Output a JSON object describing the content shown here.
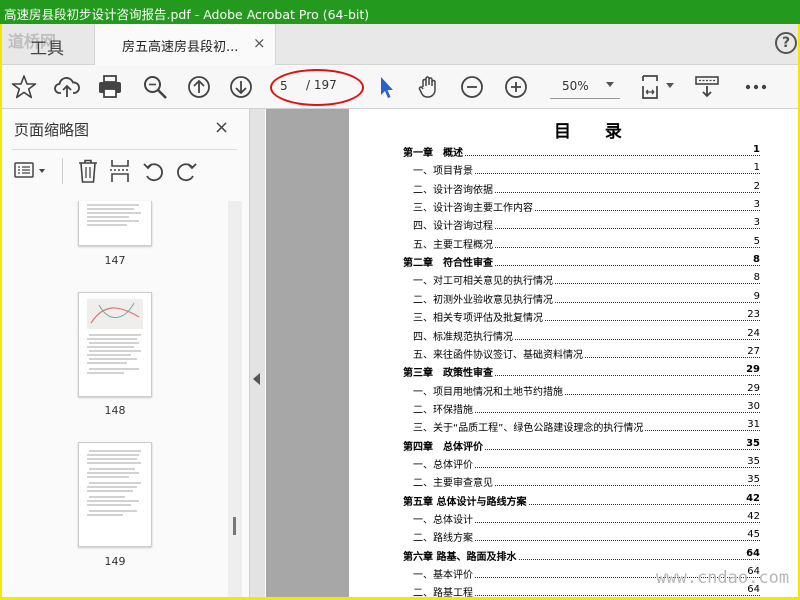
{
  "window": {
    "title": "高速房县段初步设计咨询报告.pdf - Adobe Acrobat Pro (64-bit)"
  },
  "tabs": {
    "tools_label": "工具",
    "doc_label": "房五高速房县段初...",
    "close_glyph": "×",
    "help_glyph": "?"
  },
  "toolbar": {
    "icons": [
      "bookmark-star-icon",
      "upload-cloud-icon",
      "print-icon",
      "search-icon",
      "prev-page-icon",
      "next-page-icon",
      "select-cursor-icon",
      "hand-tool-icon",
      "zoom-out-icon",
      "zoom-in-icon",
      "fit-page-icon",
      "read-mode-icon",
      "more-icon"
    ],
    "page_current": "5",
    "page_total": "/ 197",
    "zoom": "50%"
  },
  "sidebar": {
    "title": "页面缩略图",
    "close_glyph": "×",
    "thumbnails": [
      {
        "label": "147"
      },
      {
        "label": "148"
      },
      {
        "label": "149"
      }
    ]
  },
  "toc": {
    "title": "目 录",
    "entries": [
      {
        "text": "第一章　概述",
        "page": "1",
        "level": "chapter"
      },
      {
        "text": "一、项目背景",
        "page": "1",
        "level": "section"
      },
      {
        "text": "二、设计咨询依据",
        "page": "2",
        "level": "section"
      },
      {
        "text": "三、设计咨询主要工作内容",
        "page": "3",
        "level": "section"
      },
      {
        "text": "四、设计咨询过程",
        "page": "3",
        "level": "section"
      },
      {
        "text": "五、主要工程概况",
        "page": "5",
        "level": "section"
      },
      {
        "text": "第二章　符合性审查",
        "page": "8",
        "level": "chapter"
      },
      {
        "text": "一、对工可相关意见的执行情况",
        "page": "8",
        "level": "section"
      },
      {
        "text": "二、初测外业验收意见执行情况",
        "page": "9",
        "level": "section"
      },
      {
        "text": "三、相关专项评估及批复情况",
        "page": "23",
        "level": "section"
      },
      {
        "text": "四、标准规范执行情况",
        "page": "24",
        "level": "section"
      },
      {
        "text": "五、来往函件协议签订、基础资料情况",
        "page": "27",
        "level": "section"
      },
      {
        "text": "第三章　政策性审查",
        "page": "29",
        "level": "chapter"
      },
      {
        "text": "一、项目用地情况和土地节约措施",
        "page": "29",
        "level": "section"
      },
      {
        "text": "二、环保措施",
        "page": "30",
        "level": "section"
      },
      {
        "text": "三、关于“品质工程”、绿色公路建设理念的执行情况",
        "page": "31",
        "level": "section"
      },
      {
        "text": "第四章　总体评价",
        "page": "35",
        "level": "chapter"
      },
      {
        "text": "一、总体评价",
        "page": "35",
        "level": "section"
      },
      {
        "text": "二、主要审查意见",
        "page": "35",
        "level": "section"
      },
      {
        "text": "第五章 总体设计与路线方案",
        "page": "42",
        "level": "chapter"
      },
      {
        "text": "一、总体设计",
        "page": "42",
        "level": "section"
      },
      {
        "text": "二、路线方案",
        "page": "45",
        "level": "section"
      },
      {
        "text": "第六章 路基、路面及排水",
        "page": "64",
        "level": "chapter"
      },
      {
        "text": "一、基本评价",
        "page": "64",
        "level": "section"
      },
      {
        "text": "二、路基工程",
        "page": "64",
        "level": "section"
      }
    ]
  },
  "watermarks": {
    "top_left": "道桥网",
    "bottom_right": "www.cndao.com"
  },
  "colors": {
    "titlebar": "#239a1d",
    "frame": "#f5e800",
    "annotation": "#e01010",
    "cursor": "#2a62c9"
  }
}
---
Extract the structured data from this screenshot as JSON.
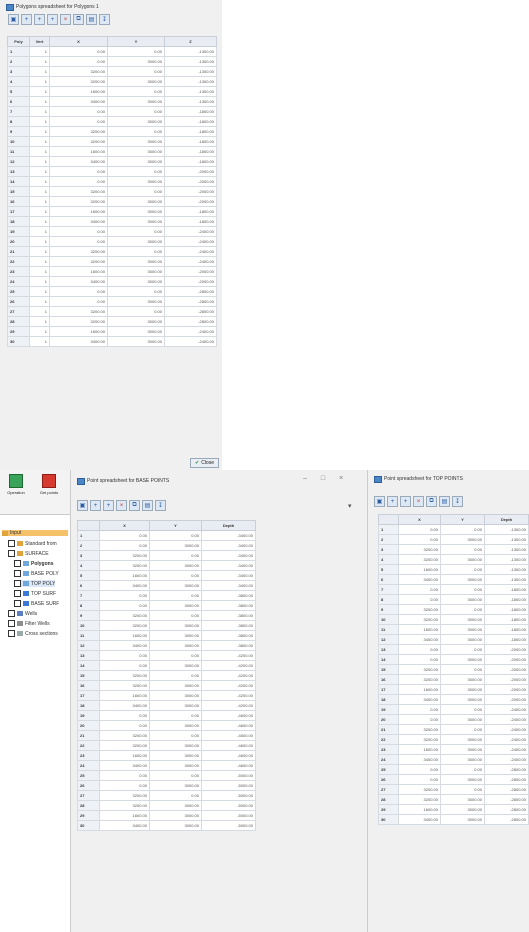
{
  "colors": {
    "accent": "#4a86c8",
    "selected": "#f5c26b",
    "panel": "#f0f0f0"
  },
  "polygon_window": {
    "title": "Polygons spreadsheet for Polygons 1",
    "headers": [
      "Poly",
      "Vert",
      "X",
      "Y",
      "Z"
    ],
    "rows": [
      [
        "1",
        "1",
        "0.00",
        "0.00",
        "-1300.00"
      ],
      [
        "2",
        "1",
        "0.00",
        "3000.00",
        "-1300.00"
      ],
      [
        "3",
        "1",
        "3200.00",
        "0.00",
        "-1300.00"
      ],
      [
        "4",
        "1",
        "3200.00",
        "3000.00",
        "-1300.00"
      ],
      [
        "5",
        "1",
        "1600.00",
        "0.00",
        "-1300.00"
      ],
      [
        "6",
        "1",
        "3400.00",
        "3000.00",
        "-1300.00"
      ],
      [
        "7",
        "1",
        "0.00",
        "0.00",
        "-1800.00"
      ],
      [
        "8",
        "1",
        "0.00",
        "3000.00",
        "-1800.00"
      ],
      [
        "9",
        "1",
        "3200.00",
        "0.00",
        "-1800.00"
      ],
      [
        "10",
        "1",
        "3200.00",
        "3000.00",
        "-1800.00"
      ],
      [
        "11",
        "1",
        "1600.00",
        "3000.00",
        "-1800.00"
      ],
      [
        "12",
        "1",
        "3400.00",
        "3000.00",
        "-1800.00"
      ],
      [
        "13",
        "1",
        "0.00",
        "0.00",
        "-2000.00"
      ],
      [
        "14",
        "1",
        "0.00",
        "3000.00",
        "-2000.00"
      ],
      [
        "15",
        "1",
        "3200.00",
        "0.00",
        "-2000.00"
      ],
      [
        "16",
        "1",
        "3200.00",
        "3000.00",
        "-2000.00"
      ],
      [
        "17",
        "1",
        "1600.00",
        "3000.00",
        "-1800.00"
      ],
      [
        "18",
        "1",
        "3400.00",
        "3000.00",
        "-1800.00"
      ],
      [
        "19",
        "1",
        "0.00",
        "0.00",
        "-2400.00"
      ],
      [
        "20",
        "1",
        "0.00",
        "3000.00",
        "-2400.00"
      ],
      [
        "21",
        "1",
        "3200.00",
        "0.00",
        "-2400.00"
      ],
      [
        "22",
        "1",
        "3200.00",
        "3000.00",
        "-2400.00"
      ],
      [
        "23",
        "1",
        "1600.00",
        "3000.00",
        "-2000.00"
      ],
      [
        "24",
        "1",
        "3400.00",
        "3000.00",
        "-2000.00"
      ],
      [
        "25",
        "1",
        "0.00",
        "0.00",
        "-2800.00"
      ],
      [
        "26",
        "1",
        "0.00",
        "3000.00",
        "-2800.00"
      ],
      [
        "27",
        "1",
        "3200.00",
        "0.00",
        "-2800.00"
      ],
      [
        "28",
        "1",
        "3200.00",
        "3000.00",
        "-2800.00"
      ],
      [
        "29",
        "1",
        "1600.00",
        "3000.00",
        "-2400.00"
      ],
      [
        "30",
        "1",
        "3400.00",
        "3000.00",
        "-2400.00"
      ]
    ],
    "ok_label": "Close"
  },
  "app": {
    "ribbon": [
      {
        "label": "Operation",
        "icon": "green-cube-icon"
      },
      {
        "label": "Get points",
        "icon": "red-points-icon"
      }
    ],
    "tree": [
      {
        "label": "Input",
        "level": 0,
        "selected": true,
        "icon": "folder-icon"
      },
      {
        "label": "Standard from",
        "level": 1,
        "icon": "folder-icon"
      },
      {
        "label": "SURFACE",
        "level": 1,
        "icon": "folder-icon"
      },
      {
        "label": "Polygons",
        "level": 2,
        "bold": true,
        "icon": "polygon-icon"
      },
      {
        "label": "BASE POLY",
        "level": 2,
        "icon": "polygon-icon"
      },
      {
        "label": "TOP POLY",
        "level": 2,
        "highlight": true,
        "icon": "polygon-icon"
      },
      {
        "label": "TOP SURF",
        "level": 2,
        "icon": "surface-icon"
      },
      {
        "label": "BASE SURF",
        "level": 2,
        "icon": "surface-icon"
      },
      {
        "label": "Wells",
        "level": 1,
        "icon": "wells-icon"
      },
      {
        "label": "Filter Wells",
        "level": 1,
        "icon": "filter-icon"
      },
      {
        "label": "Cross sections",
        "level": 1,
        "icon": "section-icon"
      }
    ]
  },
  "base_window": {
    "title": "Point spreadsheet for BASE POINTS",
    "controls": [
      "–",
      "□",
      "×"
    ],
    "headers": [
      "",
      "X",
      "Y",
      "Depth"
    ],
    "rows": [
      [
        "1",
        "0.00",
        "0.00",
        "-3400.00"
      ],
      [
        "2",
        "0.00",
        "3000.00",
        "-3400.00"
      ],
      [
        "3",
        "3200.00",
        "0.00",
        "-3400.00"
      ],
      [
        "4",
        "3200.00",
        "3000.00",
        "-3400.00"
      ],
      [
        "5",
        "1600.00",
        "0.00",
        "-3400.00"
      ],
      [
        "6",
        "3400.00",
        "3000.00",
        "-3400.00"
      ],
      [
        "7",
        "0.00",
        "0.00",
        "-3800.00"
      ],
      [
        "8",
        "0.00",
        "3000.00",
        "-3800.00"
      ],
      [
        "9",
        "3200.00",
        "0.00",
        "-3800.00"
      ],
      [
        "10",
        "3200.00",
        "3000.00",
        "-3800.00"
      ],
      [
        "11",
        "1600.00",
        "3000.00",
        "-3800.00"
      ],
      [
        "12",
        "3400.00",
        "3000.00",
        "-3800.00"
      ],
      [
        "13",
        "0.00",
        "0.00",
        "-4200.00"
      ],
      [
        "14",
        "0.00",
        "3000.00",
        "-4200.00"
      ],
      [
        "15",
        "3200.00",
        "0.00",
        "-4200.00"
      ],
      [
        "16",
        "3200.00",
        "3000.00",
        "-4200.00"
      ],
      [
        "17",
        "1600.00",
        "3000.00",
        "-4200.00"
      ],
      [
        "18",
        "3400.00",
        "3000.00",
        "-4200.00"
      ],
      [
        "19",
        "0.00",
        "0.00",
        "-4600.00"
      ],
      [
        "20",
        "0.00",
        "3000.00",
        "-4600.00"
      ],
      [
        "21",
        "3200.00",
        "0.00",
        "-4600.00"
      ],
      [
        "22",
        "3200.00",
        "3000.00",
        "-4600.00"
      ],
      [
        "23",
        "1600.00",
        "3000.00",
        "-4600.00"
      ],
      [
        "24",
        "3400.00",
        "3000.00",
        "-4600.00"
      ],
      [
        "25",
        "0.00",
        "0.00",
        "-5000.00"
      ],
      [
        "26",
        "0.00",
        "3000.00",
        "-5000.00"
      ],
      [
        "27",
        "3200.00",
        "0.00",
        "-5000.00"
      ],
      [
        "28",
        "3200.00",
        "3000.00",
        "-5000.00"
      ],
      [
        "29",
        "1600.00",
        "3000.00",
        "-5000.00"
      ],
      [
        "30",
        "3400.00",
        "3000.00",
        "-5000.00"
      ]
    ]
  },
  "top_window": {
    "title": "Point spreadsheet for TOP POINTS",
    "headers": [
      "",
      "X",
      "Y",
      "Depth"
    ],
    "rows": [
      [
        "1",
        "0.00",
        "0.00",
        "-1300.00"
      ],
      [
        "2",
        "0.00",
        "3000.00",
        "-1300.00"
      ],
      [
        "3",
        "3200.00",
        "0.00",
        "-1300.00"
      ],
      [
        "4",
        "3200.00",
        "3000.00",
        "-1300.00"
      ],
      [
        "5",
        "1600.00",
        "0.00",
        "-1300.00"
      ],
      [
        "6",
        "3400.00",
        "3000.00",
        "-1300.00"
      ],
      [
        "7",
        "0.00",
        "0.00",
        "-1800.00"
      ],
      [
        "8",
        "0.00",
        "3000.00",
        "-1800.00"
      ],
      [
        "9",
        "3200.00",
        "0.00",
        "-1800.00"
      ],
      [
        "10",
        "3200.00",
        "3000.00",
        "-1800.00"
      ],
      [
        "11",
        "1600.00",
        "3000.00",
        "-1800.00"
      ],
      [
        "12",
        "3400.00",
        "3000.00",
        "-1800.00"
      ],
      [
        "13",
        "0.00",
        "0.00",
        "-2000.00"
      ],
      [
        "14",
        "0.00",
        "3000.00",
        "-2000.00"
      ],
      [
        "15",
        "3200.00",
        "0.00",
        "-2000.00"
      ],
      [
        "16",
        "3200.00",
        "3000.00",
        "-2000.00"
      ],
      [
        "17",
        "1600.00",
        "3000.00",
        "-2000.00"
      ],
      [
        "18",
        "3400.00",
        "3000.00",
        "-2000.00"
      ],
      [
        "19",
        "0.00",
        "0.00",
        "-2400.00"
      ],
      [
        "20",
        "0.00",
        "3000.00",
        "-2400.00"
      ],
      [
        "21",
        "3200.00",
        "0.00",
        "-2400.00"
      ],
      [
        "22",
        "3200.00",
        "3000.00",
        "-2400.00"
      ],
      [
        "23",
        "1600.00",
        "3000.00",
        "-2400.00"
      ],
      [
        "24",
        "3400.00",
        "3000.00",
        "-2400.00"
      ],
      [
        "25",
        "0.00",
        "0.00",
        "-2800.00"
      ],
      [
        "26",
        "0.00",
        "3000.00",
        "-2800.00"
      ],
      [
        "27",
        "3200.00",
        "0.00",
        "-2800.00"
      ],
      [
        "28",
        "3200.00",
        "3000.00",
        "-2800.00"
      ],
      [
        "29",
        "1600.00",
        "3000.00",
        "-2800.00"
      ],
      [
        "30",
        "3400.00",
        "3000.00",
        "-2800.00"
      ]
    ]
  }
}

» **Task objective**
Say how many lines include the word "true"; reply with the number alone.

» **Answer to this exercise**
3